▶ _Passage to read_

To most investors, bigger is better when it comes to exchange-traded funds. The 20 largest ETFs account for nearly half of the $1.2 trillion in total industry assets. Of the remaining 1,400-plus U.S. listed exchange-traded products, the majority house less than $100 million in assets and have average daily trading volumes of less than 100,000 shares.

Despite a rash of ETF closings in recent months, advisors are not throwing smaller ETFs out of client portfolios indiscriminately. Many of these smaller ETFs have a unique investment methodology that offers an alternative to traditional, passive market-cap-weighted indexes. Some of these funds are rules-based. Others target a specific investment area that would be difficult or expensive to access through a mutual fund or stock.

Such features have attracted financial advisor Gregory Skidmore, the president of Belpointe Asset Management in Greenwich, Conn. He began using the IQ Global Resources ETF (GRES) three years ago as a proxy for the commodities market. Instead of using futures contracts, as most natural resource funds do, this fund follows a basket of natural resource-related stocks such as Exxon Mobil and Goldcorp. It also hedges exposure to global equities through short selling.

▶ _What this exercise asks_
1. Answer these questions using the ETF passage:
(a) What is the total amount of industry assets?
(b) What did Gregory Skidmore begin using the IQ Global Resources ETF (GRES) as?
(c) What does that fund follow instead of using futures contracts?
2. Reproduce the part of the ETF passage that opens with the words "Despite a rash" and closes with "through short selling.".
3. Summarize the ETF passage in two sentences.

▶ _Dataset_
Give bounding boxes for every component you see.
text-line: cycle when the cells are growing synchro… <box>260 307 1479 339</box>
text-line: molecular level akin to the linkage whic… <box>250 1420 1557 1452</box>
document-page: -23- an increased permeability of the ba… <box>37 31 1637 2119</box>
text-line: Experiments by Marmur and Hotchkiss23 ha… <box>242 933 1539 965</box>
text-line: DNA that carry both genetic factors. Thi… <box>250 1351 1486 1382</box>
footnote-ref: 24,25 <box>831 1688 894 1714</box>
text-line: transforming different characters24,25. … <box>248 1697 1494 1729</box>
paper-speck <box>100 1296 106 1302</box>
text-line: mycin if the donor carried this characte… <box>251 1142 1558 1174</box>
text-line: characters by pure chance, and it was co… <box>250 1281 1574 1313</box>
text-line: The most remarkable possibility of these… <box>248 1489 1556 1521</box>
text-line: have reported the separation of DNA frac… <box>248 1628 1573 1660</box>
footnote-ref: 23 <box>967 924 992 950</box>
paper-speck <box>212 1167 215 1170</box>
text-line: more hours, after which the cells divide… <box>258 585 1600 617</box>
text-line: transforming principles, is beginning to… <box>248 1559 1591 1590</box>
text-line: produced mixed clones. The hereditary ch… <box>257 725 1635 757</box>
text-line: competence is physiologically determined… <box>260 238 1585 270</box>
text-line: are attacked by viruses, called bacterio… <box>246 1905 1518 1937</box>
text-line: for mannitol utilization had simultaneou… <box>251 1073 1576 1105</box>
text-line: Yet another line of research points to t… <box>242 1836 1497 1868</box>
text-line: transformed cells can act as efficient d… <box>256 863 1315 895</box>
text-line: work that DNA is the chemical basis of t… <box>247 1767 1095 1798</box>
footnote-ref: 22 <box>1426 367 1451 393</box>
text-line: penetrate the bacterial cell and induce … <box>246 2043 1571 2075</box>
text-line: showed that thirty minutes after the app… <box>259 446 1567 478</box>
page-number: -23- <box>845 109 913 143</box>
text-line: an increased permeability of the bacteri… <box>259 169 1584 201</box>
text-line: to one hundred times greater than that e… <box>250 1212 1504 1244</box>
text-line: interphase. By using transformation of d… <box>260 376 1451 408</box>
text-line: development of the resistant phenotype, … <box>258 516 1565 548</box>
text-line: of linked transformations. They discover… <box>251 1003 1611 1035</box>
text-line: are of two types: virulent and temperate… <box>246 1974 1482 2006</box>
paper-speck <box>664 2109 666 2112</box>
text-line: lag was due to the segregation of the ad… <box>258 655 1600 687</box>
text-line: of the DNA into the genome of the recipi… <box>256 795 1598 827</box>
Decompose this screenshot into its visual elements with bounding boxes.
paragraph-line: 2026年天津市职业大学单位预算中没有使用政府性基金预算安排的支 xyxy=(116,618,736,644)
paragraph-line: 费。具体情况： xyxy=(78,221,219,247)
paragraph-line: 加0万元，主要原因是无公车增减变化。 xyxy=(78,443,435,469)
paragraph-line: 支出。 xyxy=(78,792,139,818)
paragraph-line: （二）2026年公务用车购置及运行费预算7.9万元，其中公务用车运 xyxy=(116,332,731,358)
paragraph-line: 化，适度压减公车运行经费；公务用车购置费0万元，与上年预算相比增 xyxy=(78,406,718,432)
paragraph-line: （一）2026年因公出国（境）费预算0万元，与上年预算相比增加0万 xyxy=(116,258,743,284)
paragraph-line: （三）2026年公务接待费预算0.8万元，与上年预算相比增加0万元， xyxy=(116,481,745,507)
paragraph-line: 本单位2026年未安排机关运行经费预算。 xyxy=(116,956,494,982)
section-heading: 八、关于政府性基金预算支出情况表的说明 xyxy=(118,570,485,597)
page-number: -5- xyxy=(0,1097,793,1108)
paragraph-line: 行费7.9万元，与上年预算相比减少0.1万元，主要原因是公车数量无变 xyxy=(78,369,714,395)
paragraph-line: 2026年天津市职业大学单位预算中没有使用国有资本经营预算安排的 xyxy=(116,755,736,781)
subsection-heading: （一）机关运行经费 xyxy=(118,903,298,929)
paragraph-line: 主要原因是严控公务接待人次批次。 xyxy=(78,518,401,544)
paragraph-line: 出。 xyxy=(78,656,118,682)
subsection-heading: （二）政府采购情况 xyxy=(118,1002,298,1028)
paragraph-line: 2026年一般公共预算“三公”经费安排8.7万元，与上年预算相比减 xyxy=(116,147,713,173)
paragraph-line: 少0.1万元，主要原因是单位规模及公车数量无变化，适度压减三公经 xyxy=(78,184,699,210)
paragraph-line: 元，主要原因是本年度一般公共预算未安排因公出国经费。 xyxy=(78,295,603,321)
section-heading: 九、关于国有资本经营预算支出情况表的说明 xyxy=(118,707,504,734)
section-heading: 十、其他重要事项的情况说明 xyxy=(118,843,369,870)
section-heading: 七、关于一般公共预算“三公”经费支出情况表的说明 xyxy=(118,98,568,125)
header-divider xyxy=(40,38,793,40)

▶ _Results of the tasks_
1.
(a) $1.2 trillion
(b) A proxy for the commodities market
(c) A basket of natural resource-related stocks such as Exxon Mobil and Goldcorp

2.
Despite a rash of ETF closings in recent months, advisors are not throwing smaller ETFs out of client portfolios indiscriminately. Many of these smaller ETFs have a unique investment methodology that offers an alternative to traditional, passive market-cap-weighted indexes. Some of these funds are rules-based. Others target a specific investment area that would be difficult or expensive to access through a mutual fund or stock.

Such features have attracted financial advisor Gregory Skidmore, the president of Belpointe Asset Management in Greenwich, Conn. He began using the IQ Global Resources ETF (GRES) three years ago as a proxy for the commodities market. Instead of using futures contracts, as most natural resource funds do, this fund follows a basket of natural resource-related stocks such as Exxon Mobil and Goldcorp. It also hedges exposure to global equities through short selling.

3. Although the 20 largest ETFs hold nearly half of the industry's $1.2 trillion in assets, advisors are not discarding smaller ETFs indiscriminately, since many offer a unique investment methodology or target areas that would be hard or expensive to access otherwise. Financial advisor Gregory Skidmore, for example, began using the IQ Global Resources ETF three years ago as a proxy for the commodities market; it follows natural resource-related stocks rather than futures contracts and hedges exposure to global equities through short selling.